Data entries »
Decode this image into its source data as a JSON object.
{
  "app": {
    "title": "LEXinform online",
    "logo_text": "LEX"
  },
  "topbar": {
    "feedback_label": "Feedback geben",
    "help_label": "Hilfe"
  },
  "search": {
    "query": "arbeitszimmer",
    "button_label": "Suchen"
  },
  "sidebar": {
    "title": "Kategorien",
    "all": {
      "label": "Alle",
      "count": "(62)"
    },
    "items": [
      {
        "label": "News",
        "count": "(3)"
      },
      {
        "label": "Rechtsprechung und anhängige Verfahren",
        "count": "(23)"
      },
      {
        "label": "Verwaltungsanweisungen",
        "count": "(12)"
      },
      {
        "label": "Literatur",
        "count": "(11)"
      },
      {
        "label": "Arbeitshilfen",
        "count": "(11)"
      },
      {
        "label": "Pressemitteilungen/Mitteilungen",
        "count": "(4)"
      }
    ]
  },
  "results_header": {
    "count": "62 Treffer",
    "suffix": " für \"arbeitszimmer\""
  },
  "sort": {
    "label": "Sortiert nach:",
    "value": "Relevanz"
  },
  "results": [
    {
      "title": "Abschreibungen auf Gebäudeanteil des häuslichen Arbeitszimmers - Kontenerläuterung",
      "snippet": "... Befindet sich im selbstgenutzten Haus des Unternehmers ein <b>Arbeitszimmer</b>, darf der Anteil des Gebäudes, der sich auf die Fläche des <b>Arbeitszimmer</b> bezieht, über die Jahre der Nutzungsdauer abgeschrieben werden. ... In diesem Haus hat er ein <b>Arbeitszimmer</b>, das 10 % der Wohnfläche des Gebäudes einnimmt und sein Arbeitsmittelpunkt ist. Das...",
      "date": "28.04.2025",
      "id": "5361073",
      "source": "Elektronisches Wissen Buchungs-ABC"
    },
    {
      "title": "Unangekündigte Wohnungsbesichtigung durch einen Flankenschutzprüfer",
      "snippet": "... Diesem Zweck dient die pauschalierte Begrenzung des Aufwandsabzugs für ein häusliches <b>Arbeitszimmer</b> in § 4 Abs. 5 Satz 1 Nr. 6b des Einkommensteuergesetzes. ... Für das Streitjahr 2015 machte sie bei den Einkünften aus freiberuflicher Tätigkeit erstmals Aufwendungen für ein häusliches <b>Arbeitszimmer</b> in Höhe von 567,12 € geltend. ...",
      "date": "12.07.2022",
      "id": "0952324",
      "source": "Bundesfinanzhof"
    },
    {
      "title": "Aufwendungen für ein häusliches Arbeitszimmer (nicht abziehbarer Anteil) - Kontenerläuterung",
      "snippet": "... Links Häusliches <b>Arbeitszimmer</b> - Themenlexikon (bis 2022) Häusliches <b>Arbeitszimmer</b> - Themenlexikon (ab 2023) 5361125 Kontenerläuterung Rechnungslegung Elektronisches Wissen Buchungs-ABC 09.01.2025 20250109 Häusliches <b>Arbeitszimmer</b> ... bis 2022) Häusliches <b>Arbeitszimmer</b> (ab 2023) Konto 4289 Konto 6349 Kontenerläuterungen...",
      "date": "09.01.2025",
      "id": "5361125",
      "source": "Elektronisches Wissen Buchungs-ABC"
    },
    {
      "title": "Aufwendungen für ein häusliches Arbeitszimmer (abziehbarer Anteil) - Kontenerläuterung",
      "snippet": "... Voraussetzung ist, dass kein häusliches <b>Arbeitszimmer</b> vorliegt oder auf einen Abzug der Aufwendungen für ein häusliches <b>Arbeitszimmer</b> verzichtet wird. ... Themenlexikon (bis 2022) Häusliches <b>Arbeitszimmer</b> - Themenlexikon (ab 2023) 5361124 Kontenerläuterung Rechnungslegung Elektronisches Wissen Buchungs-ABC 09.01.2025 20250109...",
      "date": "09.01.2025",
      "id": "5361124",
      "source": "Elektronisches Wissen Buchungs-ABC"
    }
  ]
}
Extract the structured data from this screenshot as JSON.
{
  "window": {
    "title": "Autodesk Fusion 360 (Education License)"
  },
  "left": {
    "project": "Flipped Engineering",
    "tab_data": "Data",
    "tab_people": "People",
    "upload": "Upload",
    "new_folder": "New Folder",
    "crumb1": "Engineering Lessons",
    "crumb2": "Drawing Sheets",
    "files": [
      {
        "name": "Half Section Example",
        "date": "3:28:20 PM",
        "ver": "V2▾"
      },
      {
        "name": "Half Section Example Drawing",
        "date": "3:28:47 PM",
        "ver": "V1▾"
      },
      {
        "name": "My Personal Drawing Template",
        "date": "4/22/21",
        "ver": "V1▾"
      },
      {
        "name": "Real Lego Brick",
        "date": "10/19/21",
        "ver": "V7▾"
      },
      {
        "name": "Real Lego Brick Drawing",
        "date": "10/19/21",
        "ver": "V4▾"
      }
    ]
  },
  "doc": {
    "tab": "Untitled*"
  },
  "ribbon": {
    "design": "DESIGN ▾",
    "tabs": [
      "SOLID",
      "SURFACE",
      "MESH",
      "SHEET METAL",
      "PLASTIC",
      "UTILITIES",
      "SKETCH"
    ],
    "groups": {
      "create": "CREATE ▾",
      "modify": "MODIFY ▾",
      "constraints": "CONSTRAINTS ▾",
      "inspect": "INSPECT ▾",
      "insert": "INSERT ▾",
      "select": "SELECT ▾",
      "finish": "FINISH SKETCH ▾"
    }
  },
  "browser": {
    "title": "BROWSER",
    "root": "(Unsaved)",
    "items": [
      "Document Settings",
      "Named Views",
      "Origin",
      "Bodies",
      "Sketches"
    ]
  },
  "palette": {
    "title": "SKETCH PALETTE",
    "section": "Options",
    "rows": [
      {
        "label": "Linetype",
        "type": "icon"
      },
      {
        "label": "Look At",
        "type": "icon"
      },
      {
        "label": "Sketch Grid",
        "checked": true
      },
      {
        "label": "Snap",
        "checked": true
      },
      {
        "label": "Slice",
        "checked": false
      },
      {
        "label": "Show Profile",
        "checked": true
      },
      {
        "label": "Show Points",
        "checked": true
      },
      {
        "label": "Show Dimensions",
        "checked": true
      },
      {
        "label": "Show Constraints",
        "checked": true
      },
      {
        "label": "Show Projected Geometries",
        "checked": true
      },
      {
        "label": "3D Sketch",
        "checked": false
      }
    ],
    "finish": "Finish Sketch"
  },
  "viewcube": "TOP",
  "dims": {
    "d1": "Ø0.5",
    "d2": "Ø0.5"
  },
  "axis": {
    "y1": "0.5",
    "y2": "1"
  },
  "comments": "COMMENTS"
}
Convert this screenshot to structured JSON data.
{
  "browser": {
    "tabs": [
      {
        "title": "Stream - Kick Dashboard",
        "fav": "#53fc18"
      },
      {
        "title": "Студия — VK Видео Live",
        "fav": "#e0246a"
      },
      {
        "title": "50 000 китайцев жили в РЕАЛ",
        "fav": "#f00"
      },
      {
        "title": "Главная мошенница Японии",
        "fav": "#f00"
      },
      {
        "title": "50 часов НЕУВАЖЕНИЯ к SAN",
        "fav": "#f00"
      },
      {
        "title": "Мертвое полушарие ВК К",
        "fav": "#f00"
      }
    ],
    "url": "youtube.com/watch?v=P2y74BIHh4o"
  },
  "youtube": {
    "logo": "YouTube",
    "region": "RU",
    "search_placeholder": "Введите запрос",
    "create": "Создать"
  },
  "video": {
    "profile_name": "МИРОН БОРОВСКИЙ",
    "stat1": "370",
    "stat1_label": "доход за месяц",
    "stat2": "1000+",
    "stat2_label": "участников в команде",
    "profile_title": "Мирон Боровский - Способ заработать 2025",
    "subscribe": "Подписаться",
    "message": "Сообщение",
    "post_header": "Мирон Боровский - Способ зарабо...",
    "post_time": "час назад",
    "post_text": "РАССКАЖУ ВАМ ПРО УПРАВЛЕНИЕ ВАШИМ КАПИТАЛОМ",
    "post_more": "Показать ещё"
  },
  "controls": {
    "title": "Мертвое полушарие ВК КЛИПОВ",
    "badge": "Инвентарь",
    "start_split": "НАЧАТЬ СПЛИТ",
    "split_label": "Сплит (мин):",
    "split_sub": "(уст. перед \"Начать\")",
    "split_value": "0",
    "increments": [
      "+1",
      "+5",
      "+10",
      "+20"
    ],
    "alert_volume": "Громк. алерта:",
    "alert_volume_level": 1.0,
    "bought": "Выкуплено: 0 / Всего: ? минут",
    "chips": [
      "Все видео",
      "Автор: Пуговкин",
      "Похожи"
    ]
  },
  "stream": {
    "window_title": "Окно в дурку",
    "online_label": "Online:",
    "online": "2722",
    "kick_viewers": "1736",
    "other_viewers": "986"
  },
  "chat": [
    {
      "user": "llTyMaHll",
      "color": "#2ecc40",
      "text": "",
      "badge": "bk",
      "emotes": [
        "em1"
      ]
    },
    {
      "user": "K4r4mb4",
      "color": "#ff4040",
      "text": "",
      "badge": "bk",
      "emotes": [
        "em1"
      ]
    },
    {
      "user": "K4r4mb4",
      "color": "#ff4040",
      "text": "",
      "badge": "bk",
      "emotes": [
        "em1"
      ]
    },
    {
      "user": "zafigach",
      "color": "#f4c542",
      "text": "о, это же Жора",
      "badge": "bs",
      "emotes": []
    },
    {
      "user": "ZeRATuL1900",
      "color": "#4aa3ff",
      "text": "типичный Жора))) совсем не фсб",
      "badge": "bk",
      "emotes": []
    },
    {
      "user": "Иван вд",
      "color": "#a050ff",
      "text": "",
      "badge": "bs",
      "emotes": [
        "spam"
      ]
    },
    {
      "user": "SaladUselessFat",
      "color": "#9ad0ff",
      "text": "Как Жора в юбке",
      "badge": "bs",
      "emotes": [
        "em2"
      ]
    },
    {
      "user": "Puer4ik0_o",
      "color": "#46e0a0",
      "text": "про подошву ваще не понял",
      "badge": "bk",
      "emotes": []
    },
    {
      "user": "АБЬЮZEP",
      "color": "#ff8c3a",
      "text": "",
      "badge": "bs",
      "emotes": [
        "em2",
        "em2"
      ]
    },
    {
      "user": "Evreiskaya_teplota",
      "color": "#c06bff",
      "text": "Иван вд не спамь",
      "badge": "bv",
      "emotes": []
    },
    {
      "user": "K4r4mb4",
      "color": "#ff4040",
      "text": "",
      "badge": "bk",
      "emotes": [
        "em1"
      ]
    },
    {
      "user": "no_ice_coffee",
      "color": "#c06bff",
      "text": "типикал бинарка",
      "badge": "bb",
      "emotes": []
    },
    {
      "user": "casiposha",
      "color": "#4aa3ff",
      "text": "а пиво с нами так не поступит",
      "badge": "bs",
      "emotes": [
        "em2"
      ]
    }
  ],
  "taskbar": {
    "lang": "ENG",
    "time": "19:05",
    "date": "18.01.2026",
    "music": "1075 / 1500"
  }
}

Stated exercise » Count every line in the entries above where the word "Show" appears; respond with the number alone.

Expected answer » 5